Would you write out the listing verbatim and skip every picture in it?

:: Entries shown ::

** START **

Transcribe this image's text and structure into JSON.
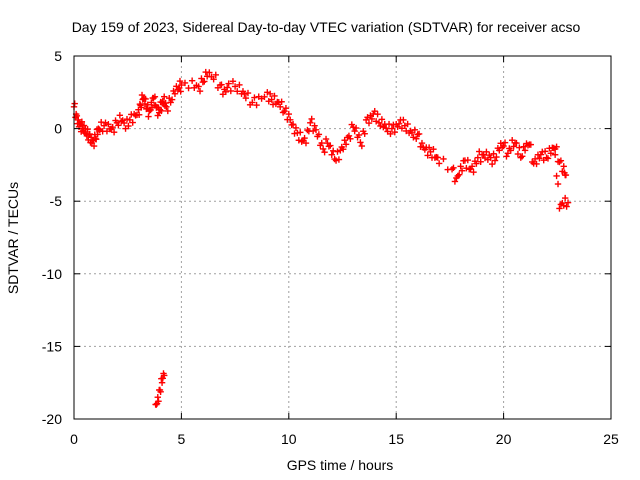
{
  "chart_data": {
    "type": "scatter",
    "title": "Day 159 of 2023, Sidereal Day-to-day VTEC variation (SDTVAR) for receiver acso",
    "xlabel": "GPS time / hours",
    "ylabel": "SDTVAR / TECUs",
    "xlim": [
      0,
      25
    ],
    "ylim": [
      -20,
      5
    ],
    "xticks": [
      0,
      5,
      10,
      15,
      20,
      25
    ],
    "xtick_labels": [
      "0",
      "5",
      "10",
      "15",
      "20",
      "25"
    ],
    "yticks": [
      5,
      0,
      -5,
      -10,
      -15,
      -20
    ],
    "ytick_labels": [
      "5",
      "0",
      "-5",
      "-10",
      "-15",
      "-20"
    ],
    "grid": true,
    "marker": "plus",
    "colors": {
      "series": "#ff0000",
      "grid": "#a0a0a0",
      "frame": "#000000"
    },
    "series": [
      {
        "name": "SDTVAR",
        "x": [
          0.0,
          0.1,
          0.2,
          0.3,
          0.4,
          0.5,
          0.6,
          0.7,
          0.8,
          0.9,
          1.0,
          1.1,
          1.2,
          1.4,
          1.6,
          1.8,
          2.0,
          2.2,
          2.4,
          2.6,
          2.8,
          3.0,
          3.1,
          3.2,
          3.3,
          3.4,
          3.5,
          3.6,
          3.7,
          3.8,
          3.9,
          4.0,
          4.1,
          4.2,
          4.3,
          4.5,
          4.7,
          4.9,
          5.0,
          5.5,
          5.8,
          6.0,
          6.2,
          6.5,
          6.8,
          7.0,
          7.2,
          7.5,
          7.8,
          8.0,
          8.3,
          8.6,
          9.0,
          9.2,
          9.4,
          9.6,
          9.8,
          10.0,
          10.2,
          10.4,
          10.6,
          10.8,
          11.0,
          11.2,
          11.4,
          11.6,
          11.8,
          12.0,
          12.2,
          12.4,
          12.6,
          12.8,
          13.0,
          13.2,
          13.4,
          13.6,
          13.8,
          14.0,
          14.2,
          14.4,
          14.6,
          14.8,
          15.0,
          15.2,
          15.4,
          15.6,
          15.8,
          16.0,
          16.2,
          16.4,
          16.6,
          16.8,
          17.0,
          17.6,
          17.8,
          18.0,
          18.2,
          18.4,
          18.6,
          18.8,
          19.0,
          19.2,
          19.4,
          19.6,
          19.8,
          20.0,
          20.2,
          20.4,
          20.6,
          20.8,
          21.0,
          21.2,
          21.4,
          21.6,
          21.8,
          22.0,
          22.2,
          22.4,
          22.6,
          22.8,
          22.9,
          22.4,
          22.6,
          22.8,
          23.0,
          3.8,
          3.9,
          4.0,
          4.1,
          4.2
        ],
        "y": [
          1.5,
          1.0,
          0.6,
          0.3,
          0.0,
          -0.3,
          -0.5,
          -0.4,
          -0.6,
          -0.8,
          -0.7,
          -0.4,
          -0.1,
          0.2,
          0.3,
          0.1,
          0.4,
          0.5,
          0.0,
          0.6,
          1.0,
          1.3,
          1.6,
          2.0,
          1.7,
          1.4,
          1.2,
          1.8,
          2.1,
          1.6,
          0.9,
          1.3,
          1.8,
          2.2,
          1.5,
          1.8,
          2.4,
          2.8,
          3.0,
          3.3,
          2.9,
          3.2,
          3.6,
          3.4,
          3.0,
          2.7,
          3.1,
          2.9,
          2.4,
          2.1,
          1.8,
          2.2,
          2.5,
          2.0,
          1.7,
          1.5,
          1.2,
          1.0,
          0.3,
          -0.3,
          -0.9,
          -1.0,
          0.4,
          0.2,
          -0.4,
          -1.4,
          -1.0,
          -1.8,
          -2.2,
          -1.5,
          -0.8,
          -0.5,
          0.1,
          -0.6,
          -1.2,
          0.6,
          0.9,
          1.2,
          0.4,
          0.1,
          -0.2,
          0.0,
          0.3,
          0.6,
          0.2,
          -0.3,
          -0.6,
          -0.4,
          -1.0,
          -1.3,
          -1.6,
          -2.0,
          -2.4,
          -2.8,
          -3.4,
          -2.6,
          -2.2,
          -2.8,
          -3.0,
          -2.0,
          -1.8,
          -1.6,
          -2.0,
          -2.2,
          -1.5,
          -1.2,
          -1.7,
          -0.8,
          -1.0,
          -2.0,
          -1.5,
          -1.1,
          -2.4,
          -1.8,
          -1.6,
          -2.0,
          -1.7,
          -1.4,
          -2.3,
          -2.6,
          -3.2,
          -1.8,
          -5.5,
          -5.3,
          -5.1,
          -19.0,
          -18.5,
          -18.0,
          -17.5,
          -17.0
        ]
      }
    ]
  }
}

** END **

:: Solution to this task ::
Transcribe this image's text and structure into JSON.
{
  "chart_data": {
    "type": "scatter",
    "title": "Day 159 of 2023, Sidereal Day-to-day VTEC variation (SDTVAR) for receiver acso",
    "xlabel": "GPS time / hours",
    "ylabel": "SDTVAR / TECUs",
    "xlim": [
      0,
      25
    ],
    "ylim": [
      -20,
      5
    ],
    "xticks": [
      0,
      5,
      10,
      15,
      20,
      25
    ],
    "xtick_labels": [
      "0",
      "5",
      "10",
      "15",
      "20",
      "25"
    ],
    "yticks": [
      5,
      0,
      -5,
      -10,
      -15,
      -20
    ],
    "ytick_labels": [
      "5",
      "0",
      "-5",
      "-10",
      "-15",
      "-20"
    ],
    "grid": true,
    "marker": "plus",
    "colors": {
      "series": "#ff0000",
      "grid": "#a0a0a0",
      "frame": "#000000"
    },
    "series": [
      {
        "name": "SDTVAR",
        "x": [
          0.0,
          0.1,
          0.2,
          0.3,
          0.4,
          0.5,
          0.6,
          0.7,
          0.8,
          0.9,
          1.0,
          1.1,
          1.2,
          1.4,
          1.6,
          1.8,
          2.0,
          2.2,
          2.4,
          2.6,
          2.8,
          3.0,
          3.1,
          3.2,
          3.3,
          3.4,
          3.5,
          3.6,
          3.7,
          3.8,
          3.9,
          4.0,
          4.1,
          4.2,
          4.3,
          4.5,
          4.7,
          4.9,
          5.0,
          5.5,
          5.8,
          6.0,
          6.2,
          6.5,
          6.8,
          7.0,
          7.2,
          7.5,
          7.8,
          8.0,
          8.3,
          8.6,
          9.0,
          9.2,
          9.4,
          9.6,
          9.8,
          10.0,
          10.2,
          10.4,
          10.6,
          10.8,
          11.0,
          11.2,
          11.4,
          11.6,
          11.8,
          12.0,
          12.2,
          12.4,
          12.6,
          12.8,
          13.0,
          13.2,
          13.4,
          13.6,
          13.8,
          14.0,
          14.2,
          14.4,
          14.6,
          14.8,
          15.0,
          15.2,
          15.4,
          15.6,
          15.8,
          16.0,
          16.2,
          16.4,
          16.6,
          16.8,
          17.0,
          17.6,
          17.8,
          18.0,
          18.2,
          18.4,
          18.6,
          18.8,
          19.0,
          19.2,
          19.4,
          19.6,
          19.8,
          20.0,
          20.2,
          20.4,
          20.6,
          20.8,
          21.0,
          21.2,
          21.4,
          21.6,
          21.8,
          22.0,
          22.2,
          22.4,
          22.6,
          22.8,
          22.9,
          22.4,
          22.6,
          22.8,
          23.0,
          3.8,
          3.9,
          4.0,
          4.1,
          4.2
        ],
        "y": [
          1.5,
          1.0,
          0.6,
          0.3,
          0.0,
          -0.3,
          -0.5,
          -0.4,
          -0.6,
          -0.8,
          -0.7,
          -0.4,
          -0.1,
          0.2,
          0.3,
          0.1,
          0.4,
          0.5,
          0.0,
          0.6,
          1.0,
          1.3,
          1.6,
          2.0,
          1.7,
          1.4,
          1.2,
          1.8,
          2.1,
          1.6,
          0.9,
          1.3,
          1.8,
          2.2,
          1.5,
          1.8,
          2.4,
          2.8,
          3.0,
          3.3,
          2.9,
          3.2,
          3.6,
          3.4,
          3.0,
          2.7,
          3.1,
          2.9,
          2.4,
          2.1,
          1.8,
          2.2,
          2.5,
          2.0,
          1.7,
          1.5,
          1.2,
          1.0,
          0.3,
          -0.3,
          -0.9,
          -1.0,
          0.4,
          0.2,
          -0.4,
          -1.4,
          -1.0,
          -1.8,
          -2.2,
          -1.5,
          -0.8,
          -0.5,
          0.1,
          -0.6,
          -1.2,
          0.6,
          0.9,
          1.2,
          0.4,
          0.1,
          -0.2,
          0.0,
          0.3,
          0.6,
          0.2,
          -0.3,
          -0.6,
          -0.4,
          -1.0,
          -1.3,
          -1.6,
          -2.0,
          -2.4,
          -2.8,
          -3.4,
          -2.6,
          -2.2,
          -2.8,
          -3.0,
          -2.0,
          -1.8,
          -1.6,
          -2.0,
          -2.2,
          -1.5,
          -1.2,
          -1.7,
          -0.8,
          -1.0,
          -2.0,
          -1.5,
          -1.1,
          -2.4,
          -1.8,
          -1.6,
          -2.0,
          -1.7,
          -1.4,
          -2.3,
          -2.6,
          -3.2,
          -1.8,
          -5.5,
          -5.3,
          -5.1,
          -19.0,
          -18.5,
          -18.0,
          -17.5,
          -17.0
        ]
      }
    ]
  }
}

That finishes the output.